start PASSAGE GIVEN
In the U.S., research universities are opening up the potential for AM companies to explore such a strategy by making major investments in advanced manufacturing facilities that are designed to synergize high-level R&D with more immediately practical considerations like training new workers. For instance, Virginia Tech University just opened Virginia Tech Made: The Center for Advanced Manufacturing, where faculty will engage with engineering professionals in continued education programs and do outreach with K-12 students, in addition to teaching Virginia Tech students.

Metal AM processes like additive friction stir deposition (AFSD) will be a priority for Virginia Tech Made. Virginia Tech has proficiency in AFSD thanks in part to its working relationship with MELD Manufacturing, headquartered nearby. In August, the U.S. Army granted Virginia Tech a five-year, collaborative research contract worth up to $4.2 million to study AFSD processes.

Professor Christopher Williams (center), the founding director of Virginia Tech Made.

Similarly, earlier this year, MIT launched the Initiative for New Manufacturing (INM), a program backed by a consortium that includes companies like GE Vernova and Siemens as founding members. John Hart, co-founder of VulcanForms, which leverages a proprietary metal AM process, is part of the INM leadership team. Like Virginia Tech Made, INM also has a workforce development component as a central feature.

Meanwhile, at the Advanced Manufacturing Collaborative (AMC), a 50,000 square-foot, $60 million facility that Savannah River National Laboratory (SRNL) just opened on the University of South Carolina (USC) Aiken campus, researchers will explore AM’s applicability to topics like the intersection between AI data centers and nuclear energy. And, back in May, before any of the already mentioned programs were announced, the University of Illinois revealed that the DoD awarded the institution about $8 million to establish a metal AM research center in partnership with the Army. As with Virginia Tech Made, AFSD is one of the processes that the University of Illinois site will study.

Inside Virginia Tech Made.
end PASSAGE GIVEN
> TASK SET
**1.** In the passage on university manufacturing centers, what is the maximum value of the research contract the U.S. Army granted Virginia Tech to study AFSD processes?
**2.** Reproduce everything from "Meanwhile, at the" down to "Inside Virginia Tech Made." in the passage on university manufacturing centers.
**3.** Translate this sentence from the passage on university manufacturing centers into Spanish: "Metal AM processes like additive friction stir deposition (AFSD) will be a priority for Virginia Tech Made."
start ENTRIES
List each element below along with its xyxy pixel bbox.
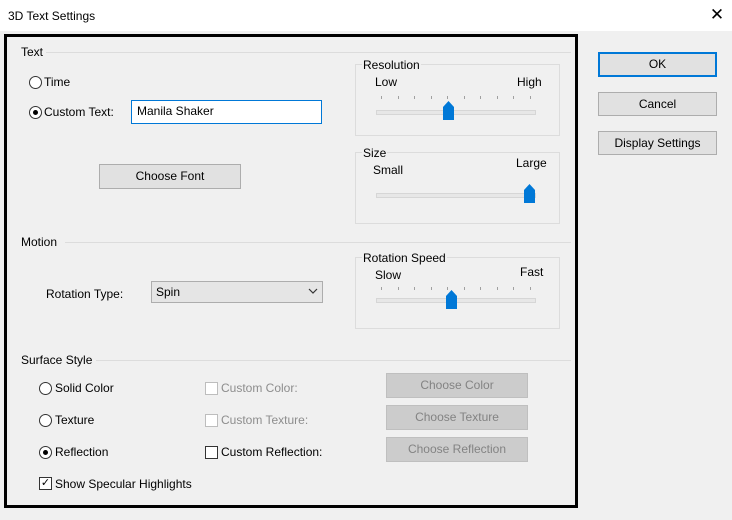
title-bar xyxy=(0,0,732,31)
slider-tick xyxy=(513,96,514,99)
solid-color-radio[interactable] xyxy=(39,382,52,395)
rotation-speed-max-label: Fast xyxy=(520,265,544,279)
slider-tick xyxy=(381,287,382,290)
size-label: Size xyxy=(362,146,388,160)
size-ticks xyxy=(376,180,536,184)
slider-tick xyxy=(397,96,399,99)
resolution-track xyxy=(376,110,536,115)
custom-texture-label: Custom Texture: xyxy=(221,413,309,427)
slider-tick xyxy=(496,96,498,99)
display-settings-button[interactable]: Display Settings xyxy=(598,131,717,155)
custom-text-radio[interactable] xyxy=(29,106,42,119)
resolution-max-label: High xyxy=(517,75,542,89)
slider-tick xyxy=(480,287,481,290)
slider-tick xyxy=(447,96,448,99)
rotation-type-value: Spin xyxy=(156,285,181,299)
choose-reflection-button[interactable]: Choose Reflection xyxy=(386,437,528,462)
solid-color-label: Solid Color xyxy=(55,381,114,395)
text-section-divider xyxy=(46,52,571,53)
size-max-label: Large xyxy=(516,156,547,170)
custom-texture-checkbox[interactable] xyxy=(205,414,218,427)
size-thumb[interactable] xyxy=(524,184,535,203)
size-min-label: Small xyxy=(373,163,404,177)
window-title: 3D Text Settings xyxy=(8,9,96,23)
custom-reflection-label: Custom Reflection: xyxy=(221,445,323,459)
slider-tick xyxy=(430,287,432,290)
size-slider[interactable] xyxy=(376,180,536,210)
close-icon[interactable]: ✕ xyxy=(707,5,727,25)
choose-color-button[interactable]: Choose Color xyxy=(386,373,528,398)
ok-button[interactable]: OK xyxy=(598,52,717,77)
rotation-speed-label: Rotation Speed xyxy=(362,251,447,265)
custom-color-label: Custom Color: xyxy=(221,381,298,395)
motion-section-label: Motion xyxy=(21,235,58,249)
reflection-label: Reflection xyxy=(55,445,109,459)
slider-tick xyxy=(480,96,481,99)
specular-highlights-checkbox[interactable]: ✓ xyxy=(39,477,52,490)
cancel-button[interactable]: Cancel xyxy=(598,92,717,116)
slider-tick xyxy=(529,96,531,99)
motion-section-divider xyxy=(65,242,571,243)
rotation-type-label: Rotation Type: xyxy=(46,287,124,301)
choose-texture-button[interactable]: Choose Texture xyxy=(386,405,528,430)
choose-font-button[interactable]: Choose Font xyxy=(99,164,241,189)
reflection-radio[interactable] xyxy=(39,446,52,459)
resolution-slider[interactable] xyxy=(376,96,536,126)
texture-label: Texture xyxy=(55,413,95,427)
rotation-speed-min-label: Slow xyxy=(375,268,402,282)
rotation-speed-slider[interactable] xyxy=(376,287,536,317)
custom-text-input[interactable]: Manila Shaker xyxy=(131,100,322,124)
custom-color-checkbox[interactable] xyxy=(205,382,218,395)
slider-tick xyxy=(463,96,465,99)
texture-radio[interactable] xyxy=(39,414,52,427)
surface-style-section-label: Surface Style xyxy=(21,353,93,367)
slider-tick xyxy=(463,287,465,290)
slider-tick xyxy=(414,96,415,99)
resolution-thumb[interactable] xyxy=(442,101,454,120)
rotation-speed-thumb[interactable] xyxy=(445,290,457,309)
slider-tick xyxy=(414,287,415,290)
slider-tick xyxy=(529,287,531,290)
slider-tick xyxy=(430,96,432,99)
size-track xyxy=(376,193,536,198)
slider-tick xyxy=(381,96,382,99)
custom-text-label: Custom Text: xyxy=(44,105,114,119)
slider-tick xyxy=(397,287,399,290)
time-radio[interactable] xyxy=(29,76,42,89)
resolution-ticks xyxy=(376,96,536,100)
text-section-label: Text xyxy=(21,45,44,59)
surface-style-divider xyxy=(96,360,571,361)
specular-highlights-label: Show Specular Highlights xyxy=(55,477,192,491)
rotation-type-select[interactable]: Spin xyxy=(151,281,323,303)
slider-tick xyxy=(496,287,498,290)
time-label: Time xyxy=(44,75,71,89)
slider-tick xyxy=(513,287,514,290)
custom-reflection-checkbox[interactable] xyxy=(205,446,218,459)
chevron-down-icon xyxy=(308,288,318,294)
resolution-label: Resolution xyxy=(362,58,421,72)
resolution-min-label: Low xyxy=(375,75,398,89)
end ENTRIES
> RESULTS OF THE EXERCISE
**1.** Up to $4.2 million.

**2.**
Meanwhile, at the Advanced Manufacturing Collaborative (AMC), a 50,000 square-foot, $60 million facility that Savannah River National Laboratory (SRNL) just opened on the University of South Carolina (USC) Aiken campus, researchers will explore AM’s applicability to topics like the intersection between AI data centers and nuclear energy. And, back in May, before any of the already mentioned programs were announced, the University of Illinois revealed that the DoD awarded the institution about $8 million to establish a metal AM research center in partnership with the Army. As with Virginia Tech Made, AFSD is one of the processes that the University of Illinois site will study.

Inside Virginia Tech Made.

**3.** Los procesos de AM metálica, como la deposición aditiva por fricción-agitación (AFSD), serán una prioridad para Virginia Tech Made.